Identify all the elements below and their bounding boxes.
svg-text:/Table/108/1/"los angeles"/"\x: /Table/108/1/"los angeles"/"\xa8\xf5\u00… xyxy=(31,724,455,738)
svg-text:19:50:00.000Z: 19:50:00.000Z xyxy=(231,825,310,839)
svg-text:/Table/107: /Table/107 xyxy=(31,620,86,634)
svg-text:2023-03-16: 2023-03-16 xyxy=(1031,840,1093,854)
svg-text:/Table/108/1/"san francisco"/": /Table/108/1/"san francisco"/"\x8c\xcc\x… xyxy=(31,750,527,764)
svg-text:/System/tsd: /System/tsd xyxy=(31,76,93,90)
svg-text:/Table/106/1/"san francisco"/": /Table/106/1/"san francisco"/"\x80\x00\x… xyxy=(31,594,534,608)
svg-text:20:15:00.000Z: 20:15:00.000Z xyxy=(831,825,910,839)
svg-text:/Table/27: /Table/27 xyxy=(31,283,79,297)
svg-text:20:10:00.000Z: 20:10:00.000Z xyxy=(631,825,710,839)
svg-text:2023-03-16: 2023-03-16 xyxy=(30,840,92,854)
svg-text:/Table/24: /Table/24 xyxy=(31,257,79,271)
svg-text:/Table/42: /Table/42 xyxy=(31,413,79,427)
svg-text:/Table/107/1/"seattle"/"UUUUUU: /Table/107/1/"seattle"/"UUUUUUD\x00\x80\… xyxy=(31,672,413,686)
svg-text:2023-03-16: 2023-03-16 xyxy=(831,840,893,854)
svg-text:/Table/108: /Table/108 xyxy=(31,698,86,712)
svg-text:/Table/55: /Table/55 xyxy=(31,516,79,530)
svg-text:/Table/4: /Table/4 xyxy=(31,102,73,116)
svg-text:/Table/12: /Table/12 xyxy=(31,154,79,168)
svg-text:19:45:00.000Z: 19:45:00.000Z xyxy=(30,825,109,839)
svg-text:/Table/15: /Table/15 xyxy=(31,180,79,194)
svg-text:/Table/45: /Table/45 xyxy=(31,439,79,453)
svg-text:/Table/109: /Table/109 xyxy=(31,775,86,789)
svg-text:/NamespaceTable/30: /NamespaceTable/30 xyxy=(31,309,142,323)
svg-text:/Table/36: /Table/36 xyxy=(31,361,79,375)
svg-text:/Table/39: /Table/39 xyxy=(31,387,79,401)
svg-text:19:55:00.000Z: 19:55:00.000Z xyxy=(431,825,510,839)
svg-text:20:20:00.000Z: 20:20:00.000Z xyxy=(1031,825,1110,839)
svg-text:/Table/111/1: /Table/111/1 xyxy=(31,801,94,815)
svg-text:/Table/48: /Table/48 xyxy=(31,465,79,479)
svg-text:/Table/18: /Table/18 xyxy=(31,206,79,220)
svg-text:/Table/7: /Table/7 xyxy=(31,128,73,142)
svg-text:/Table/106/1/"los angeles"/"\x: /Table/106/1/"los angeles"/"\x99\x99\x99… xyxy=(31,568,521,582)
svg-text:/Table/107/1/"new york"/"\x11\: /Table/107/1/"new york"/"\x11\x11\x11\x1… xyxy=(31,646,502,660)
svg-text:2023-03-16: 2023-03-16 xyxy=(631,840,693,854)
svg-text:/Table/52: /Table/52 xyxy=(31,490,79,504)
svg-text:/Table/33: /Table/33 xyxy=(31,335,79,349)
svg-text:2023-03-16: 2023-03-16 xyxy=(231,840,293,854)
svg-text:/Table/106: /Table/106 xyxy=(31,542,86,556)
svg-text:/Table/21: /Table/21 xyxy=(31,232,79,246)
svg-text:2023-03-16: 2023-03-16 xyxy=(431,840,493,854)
────────────────
Reproduce the lines from the start of the records through the one containing "svg-text:/Table/107: /Table/107 xyxy=(31,620,86,634)", without changing anything.

Identify all the elements below and their bounding boxes.
svg-text:/Table/108/1/"los angeles"/"\x: /Table/108/1/"los angeles"/"\xa8\xf5\u00… xyxy=(31,724,455,738)
svg-text:19:50:00.000Z: 19:50:00.000Z xyxy=(231,825,310,839)
svg-text:/Table/107: /Table/107 xyxy=(31,620,86,634)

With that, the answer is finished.